_Task inputs:_
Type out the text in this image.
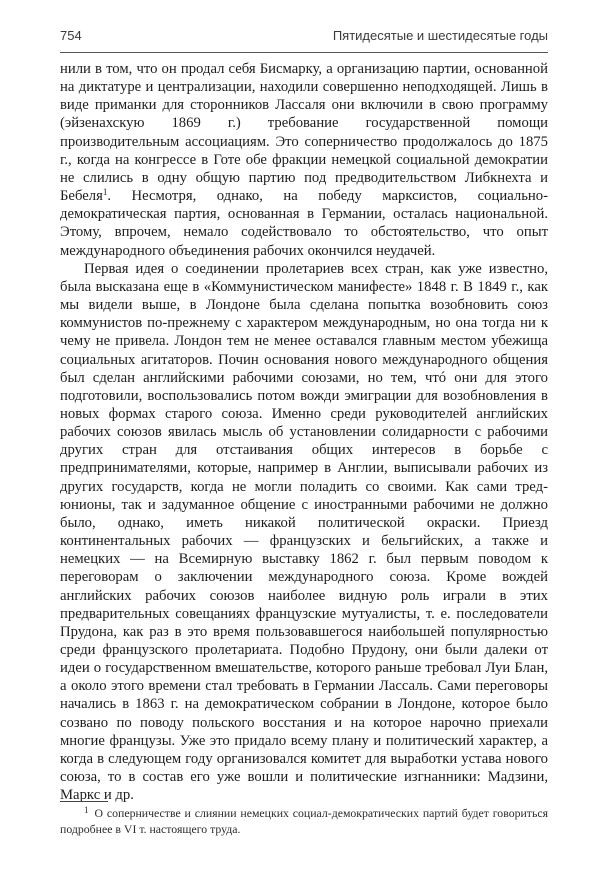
754	Пятидесятые и шестидесятые годы

нили в том, что он продал себя Бисмарку, а организацию партии, основанной на диктатуре и централизации, находили совершенно неподходящей. Лишь в виде приманки для сторонников Лассаля они включили в свою программу (эйзенахскую 1869 г.) требование государственной помощи производительным ассоциациям. Это соперничество продолжалось до 1875 г., когда на конгрессе в Готе обе фракции немецкой социальной демократии не слились в одну общую партию под предводительством Либкнехта и Бебеля$^1$. Несмотря, однако, на победу марксистов, социально-демократическая партия, основанная в Германии, осталась национальной. Этому, впрочем, немало содействовало то обстоятельство, что опыт международного объединения рабочих окончился неудачей.

Первая идея о соединении пролетариев всех стран, как уже известно, была высказана еще в «Коммунистическом манифесте» 1848 г. В 1849 г., как мы видели выше, в Лондоне была сделана попытка возобновить союз коммунистов по-прежнему с характером международным, но она тогда ни к чему не привела. Лондон тем не менее оставался главным местом убежища социальных агитаторов. Почин основания нового международного общения был сделан английскими рабочими союзами, но тем, чтó они для этого подготовили, воспользовались потом вожди эмиграции для возобновления в новых формах старого союза. Именно среди руководителей английских рабочих союзов явилась мысль об установлении солидарности с рабочими других стран для отстаивания общих интересов в борьбе с предпринимателями, которые, например в Англии, выписывали рабочих из других государств, когда не могли поладить со своими. Как сами тред-юнионы, так и задуманное общение с иностранными рабочими не должно было, однако, иметь никакой политической окраски. Приезд континентальных рабочих — французских и бельгийских, а также и немецких — на Всемирную выставку 1862 г. был первым поводом к переговорам о заключении международного союза. Кроме вождей английских рабочих союзов наиболее видную роль играли в этих предварительных совещаниях французские мутуалисты, т. е. последователи Прудона, как раз в это время пользовавшегося наибольшей популярностью среди французского пролетариата. Подобно Прудону, они были далеки от идеи о государственном вмешательстве, которого раньше требовал Луи Блан, а около этого времени стал требовать в Германии Лассаль. Сами переговоры начались в 1863 г. на демократическом собрании в Лондоне, которое было созвано по поводу польского восстания и на которое нарочно приехали многие французы. Уже это придало всему плану и политический характер, а когда в следующем году организовался комитет для выработки устава нового союза, то в состав его уже вошли и политические изгнанники: Мадзини, Маркс и др.

$^1$ О соперничестве и слиянии немецких социал-демократических партий будет говориться подробнее в VI т. настоящего труда.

_Stated problem:_
How many lines of these entries contain the string "немецких"? Reply with the number alone.

_Response to the exercise:_
2